* _Dataset records_:
[start]

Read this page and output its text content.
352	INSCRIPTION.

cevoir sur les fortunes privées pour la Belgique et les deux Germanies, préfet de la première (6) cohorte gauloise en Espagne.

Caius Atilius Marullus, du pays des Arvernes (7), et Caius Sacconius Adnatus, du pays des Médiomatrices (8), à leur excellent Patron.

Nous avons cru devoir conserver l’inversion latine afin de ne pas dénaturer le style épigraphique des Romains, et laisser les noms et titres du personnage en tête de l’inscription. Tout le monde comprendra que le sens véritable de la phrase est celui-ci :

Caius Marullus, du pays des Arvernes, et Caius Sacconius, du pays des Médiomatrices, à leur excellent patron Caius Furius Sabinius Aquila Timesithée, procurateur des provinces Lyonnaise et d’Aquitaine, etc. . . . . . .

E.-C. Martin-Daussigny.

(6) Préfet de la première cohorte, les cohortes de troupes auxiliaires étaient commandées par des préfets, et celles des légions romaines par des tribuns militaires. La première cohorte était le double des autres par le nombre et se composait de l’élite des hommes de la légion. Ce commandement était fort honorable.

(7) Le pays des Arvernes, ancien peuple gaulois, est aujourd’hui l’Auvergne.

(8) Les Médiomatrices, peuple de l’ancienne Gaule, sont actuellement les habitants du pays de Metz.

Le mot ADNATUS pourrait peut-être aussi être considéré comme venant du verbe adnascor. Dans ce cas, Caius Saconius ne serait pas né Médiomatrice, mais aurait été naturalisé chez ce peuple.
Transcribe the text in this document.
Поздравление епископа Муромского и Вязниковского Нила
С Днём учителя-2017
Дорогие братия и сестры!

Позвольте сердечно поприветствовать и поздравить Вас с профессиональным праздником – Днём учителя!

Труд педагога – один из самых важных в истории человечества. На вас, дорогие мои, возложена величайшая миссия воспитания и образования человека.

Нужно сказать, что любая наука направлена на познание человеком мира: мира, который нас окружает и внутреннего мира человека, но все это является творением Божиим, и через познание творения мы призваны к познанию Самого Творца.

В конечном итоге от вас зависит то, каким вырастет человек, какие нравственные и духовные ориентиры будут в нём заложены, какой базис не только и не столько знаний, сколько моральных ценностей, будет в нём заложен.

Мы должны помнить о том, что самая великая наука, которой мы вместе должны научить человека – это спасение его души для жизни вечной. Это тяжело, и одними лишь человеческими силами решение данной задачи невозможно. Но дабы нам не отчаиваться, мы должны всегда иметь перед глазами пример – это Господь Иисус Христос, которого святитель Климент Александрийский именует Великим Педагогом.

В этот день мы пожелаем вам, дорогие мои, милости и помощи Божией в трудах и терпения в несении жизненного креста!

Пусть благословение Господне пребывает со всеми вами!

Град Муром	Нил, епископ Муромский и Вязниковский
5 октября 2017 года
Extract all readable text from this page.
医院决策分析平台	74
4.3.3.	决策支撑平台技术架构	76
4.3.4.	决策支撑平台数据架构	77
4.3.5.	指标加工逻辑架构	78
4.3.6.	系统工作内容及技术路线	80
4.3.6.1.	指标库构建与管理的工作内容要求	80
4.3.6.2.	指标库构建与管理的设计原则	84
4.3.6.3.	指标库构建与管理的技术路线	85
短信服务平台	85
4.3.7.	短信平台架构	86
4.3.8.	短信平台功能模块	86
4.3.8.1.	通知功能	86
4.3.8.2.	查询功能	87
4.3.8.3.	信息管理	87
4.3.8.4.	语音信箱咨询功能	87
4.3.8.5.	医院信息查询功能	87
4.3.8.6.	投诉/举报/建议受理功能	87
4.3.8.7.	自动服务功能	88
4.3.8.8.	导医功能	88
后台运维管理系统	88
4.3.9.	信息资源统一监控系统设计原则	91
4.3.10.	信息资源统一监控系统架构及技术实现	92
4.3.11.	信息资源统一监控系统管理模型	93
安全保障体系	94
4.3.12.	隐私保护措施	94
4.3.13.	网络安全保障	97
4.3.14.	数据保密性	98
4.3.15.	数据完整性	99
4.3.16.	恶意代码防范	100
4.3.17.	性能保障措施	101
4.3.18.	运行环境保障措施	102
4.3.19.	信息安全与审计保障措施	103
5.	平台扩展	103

[end]

* _Instructions for the task_:
Print all the data exactly.

* _Response_:
Read this page and output its text content.
352	INSCRIPTION.

cevoir sur les fortunes privées pour la Belgique et les deux Germanies, préfet de la première (6) cohorte gauloise en Espagne.

Caius Atilius Marullus, du pays des Arvernes (7), et Caius Sacconius Adnatus, du pays des Médiomatrices (8), à leur excellent Patron.

Nous avons cru devoir conserver l’inversion latine afin de ne pas dénaturer le style épigraphique des Romains, et laisser les noms et titres du personnage en tête de l’inscription. Tout le monde comprendra que le sens véritable de la phrase est celui-ci :

Caius Marullus, du pays des Arvernes, et Caius Sacconius, du pays des Médiomatrices, à leur excellent patron Caius Furius Sabinius Aquila Timesithée, procurateur des provinces Lyonnaise et d’Aquitaine, etc. . . . . . .

E.-C. Martin-Daussigny.

(6) Préfet de la première cohorte, les cohortes de troupes auxiliaires étaient commandées par des préfets, et celles des légions romaines par des tribuns militaires. La première cohorte était le double des autres par le nombre et se composait de l’élite des hommes de la légion. Ce commandement était fort honorable.

(7) Le pays des Arvernes, ancien peuple gaulois, est aujourd’hui l’Auvergne.

(8) Les Médiomatrices, peuple de l’ancienne Gaule, sont actuellement les habitants du pays de Metz.

Le mot ADNATUS pourrait peut-être aussi être considéré comme venant du verbe adnascor. Dans ce cas, Caius Saconius ne serait pas né Médiomatrice, mais aurait été naturalisé chez ce peuple.
Transcribe the text in this document.
Поздравление епископа Муромского и Вязниковского Нила
С Днём учителя-2017
Дорогие братия и сестры!

Позвольте сердечно поприветствовать и поздравить Вас с профессиональным праздником – Днём учителя!

Труд педагога – один из самых важных в истории человечества. На вас, дорогие мои, возложена величайшая миссия воспитания и образования человека.

Нужно сказать, что любая наука направлена на познание человеком мира: мира, который нас окружает и внутреннего мира человека, но все это является творением Божиим, и через познание творения мы призваны к познанию Самого Творца.

В конечном итоге от вас зависит то, каким вырастет человек, какие нравственные и духовные ориентиры будут в нём заложены, какой базис не только и не столько знаний, сколько моральных ценностей, будет в нём заложен.

Мы должны помнить о том, что самая великая наука, которой мы вместе должны научить человека – это спасение его души для жизни вечной. Это тяжело, и одними лишь человеческими силами решение данной задачи невозможно. Но дабы нам не отчаиваться, мы должны всегда иметь перед глазами пример – это Господь Иисус Христос, которого святитель Климент Александрийский именует Великим Педагогом.

В этот день мы пожелаем вам, дорогие мои, милости и помощи Божией в трудах и терпения в несении жизненного креста!

Пусть благословение Господне пребывает со всеми вами!

Град Муром	Нил, епископ Муромский и Вязниковский
5 октября 2017 года
Extract all readable text from this page.
医院决策分析平台	74
4.3.3.	决策支撑平台技术架构	76
4.3.4.	决策支撑平台数据架构	77
4.3.5.	指标加工逻辑架构	78
4.3.6.	系统工作内容及技术路线	80
4.3.6.1.	指标库构建与管理的工作内容要求	80
4.3.6.2.	指标库构建与管理的设计原则	84
4.3.6.3.	指标库构建与管理的技术路线	85
短信服务平台	85
4.3.7.	短信平台架构	86
4.3.8.	短信平台功能模块	86
4.3.8.1.	通知功能	86
4.3.8.2.	查询功能	87
4.3.8.3.	信息管理	87
4.3.8.4.	语音信箱咨询功能	87
4.3.8.5.	医院信息查询功能	87
4.3.8.6.	投诉/举报/建议受理功能	87
4.3.8.7.	自动服务功能	88
4.3.8.8.	导医功能	88
后台运维管理系统	88
4.3.9.	信息资源统一监控系统设计原则	91
4.3.10.	信息资源统一监控系统架构及技术实现	92
4.3.11.	信息资源统一监控系统管理模型	93
安全保障体系	94
4.3.12.	隐私保护措施	94
4.3.13.	网络安全保障	97
4.3.14.	数据保密性	98
4.3.15.	数据完整性	99
4.3.16.	恶意代码防范	100
4.3.17.	性能保障措施	101
4.3.18.	运行环境保障措施	102
4.3.19.	信息安全与审计保障措施	103
5.	平台扩展	103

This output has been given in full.